Direction = Write out the data again exactly, skipping every picture.

Saved data entries:

►

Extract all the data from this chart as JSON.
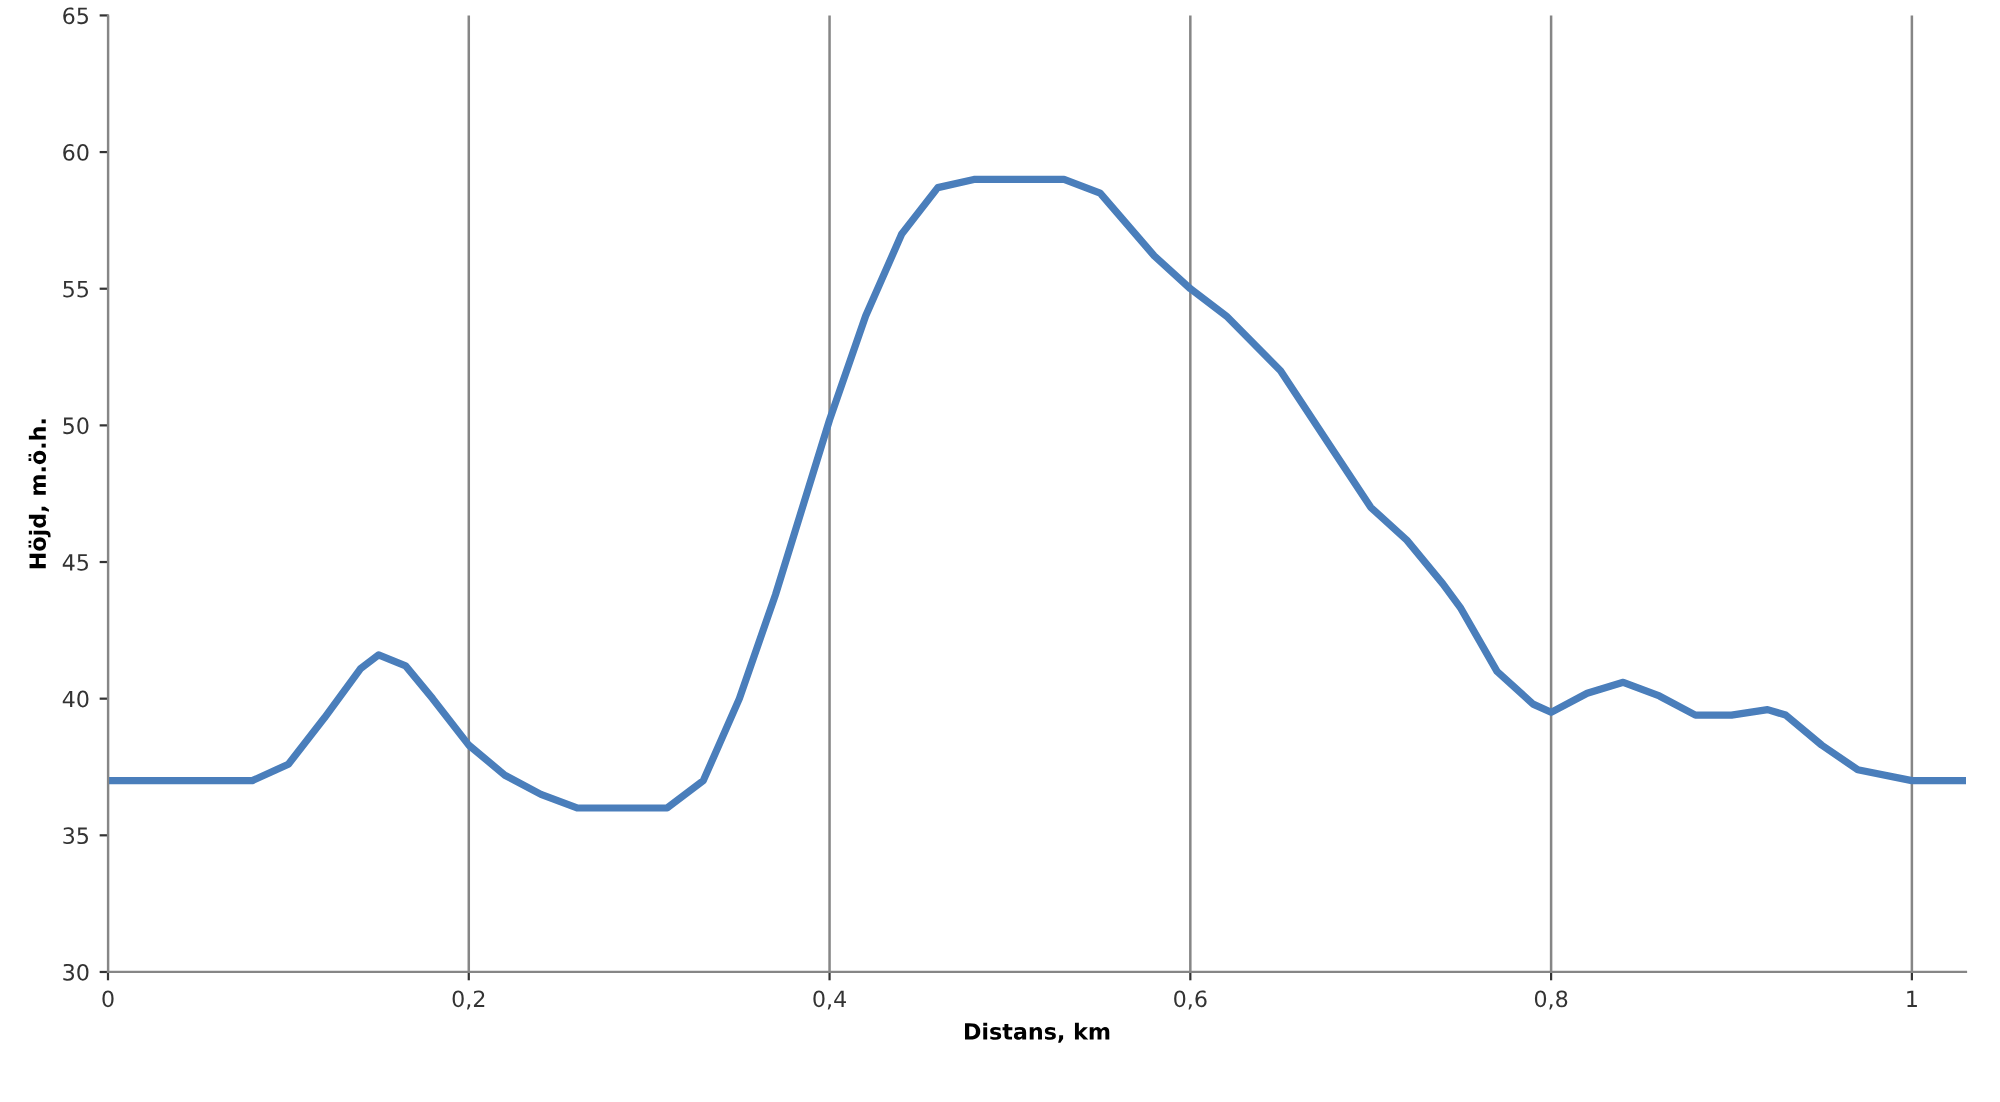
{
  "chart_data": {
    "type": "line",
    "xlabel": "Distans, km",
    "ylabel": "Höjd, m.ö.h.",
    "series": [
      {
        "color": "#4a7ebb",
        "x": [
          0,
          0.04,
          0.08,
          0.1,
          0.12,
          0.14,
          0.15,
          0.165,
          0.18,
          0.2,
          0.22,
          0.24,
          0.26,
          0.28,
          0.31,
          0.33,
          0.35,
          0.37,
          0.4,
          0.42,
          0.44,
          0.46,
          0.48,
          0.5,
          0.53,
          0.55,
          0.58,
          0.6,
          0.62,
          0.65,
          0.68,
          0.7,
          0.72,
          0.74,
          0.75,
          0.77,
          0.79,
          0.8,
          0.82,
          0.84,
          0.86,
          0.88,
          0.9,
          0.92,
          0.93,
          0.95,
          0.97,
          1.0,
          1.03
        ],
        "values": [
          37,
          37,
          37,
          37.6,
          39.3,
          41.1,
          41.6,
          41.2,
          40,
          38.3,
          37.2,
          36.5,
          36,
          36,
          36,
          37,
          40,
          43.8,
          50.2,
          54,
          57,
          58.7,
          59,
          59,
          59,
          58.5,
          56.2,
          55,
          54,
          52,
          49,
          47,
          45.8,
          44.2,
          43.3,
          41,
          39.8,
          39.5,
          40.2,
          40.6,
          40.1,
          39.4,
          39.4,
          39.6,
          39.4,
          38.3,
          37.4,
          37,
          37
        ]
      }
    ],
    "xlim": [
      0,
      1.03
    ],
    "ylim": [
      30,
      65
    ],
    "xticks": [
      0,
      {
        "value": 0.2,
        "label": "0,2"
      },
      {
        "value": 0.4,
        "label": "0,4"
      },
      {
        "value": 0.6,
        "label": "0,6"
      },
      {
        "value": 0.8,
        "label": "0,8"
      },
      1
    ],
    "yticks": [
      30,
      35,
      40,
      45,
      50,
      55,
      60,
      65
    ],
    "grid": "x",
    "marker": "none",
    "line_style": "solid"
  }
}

◄

Exercise output =
Extract all the data from this chart as JSON.
{
  "chart_data": {
    "type": "line",
    "xlabel": "Distans, km",
    "ylabel": "Höjd, m.ö.h.",
    "series": [
      {
        "color": "#4a7ebb",
        "x": [
          0,
          0.04,
          0.08,
          0.1,
          0.12,
          0.14,
          0.15,
          0.165,
          0.18,
          0.2,
          0.22,
          0.24,
          0.26,
          0.28,
          0.31,
          0.33,
          0.35,
          0.37,
          0.4,
          0.42,
          0.44,
          0.46,
          0.48,
          0.5,
          0.53,
          0.55,
          0.58,
          0.6,
          0.62,
          0.65,
          0.68,
          0.7,
          0.72,
          0.74,
          0.75,
          0.77,
          0.79,
          0.8,
          0.82,
          0.84,
          0.86,
          0.88,
          0.9,
          0.92,
          0.93,
          0.95,
          0.97,
          1.0,
          1.03
        ],
        "values": [
          37,
          37,
          37,
          37.6,
          39.3,
          41.1,
          41.6,
          41.2,
          40,
          38.3,
          37.2,
          36.5,
          36,
          36,
          36,
          37,
          40,
          43.8,
          50.2,
          54,
          57,
          58.7,
          59,
          59,
          59,
          58.5,
          56.2,
          55,
          54,
          52,
          49,
          47,
          45.8,
          44.2,
          43.3,
          41,
          39.8,
          39.5,
          40.2,
          40.6,
          40.1,
          39.4,
          39.4,
          39.6,
          39.4,
          38.3,
          37.4,
          37,
          37
        ]
      }
    ],
    "xlim": [
      0,
      1.03
    ],
    "ylim": [
      30,
      65
    ],
    "xticks": [
      0,
      {
        "value": 0.2,
        "label": "0,2"
      },
      {
        "value": 0.4,
        "label": "0,4"
      },
      {
        "value": 0.6,
        "label": "0,6"
      },
      {
        "value": 0.8,
        "label": "0,8"
      },
      1
    ],
    "yticks": [
      30,
      35,
      40,
      45,
      50,
      55,
      60,
      65
    ],
    "grid": "x",
    "marker": "none",
    "line_style": "solid"
  }
}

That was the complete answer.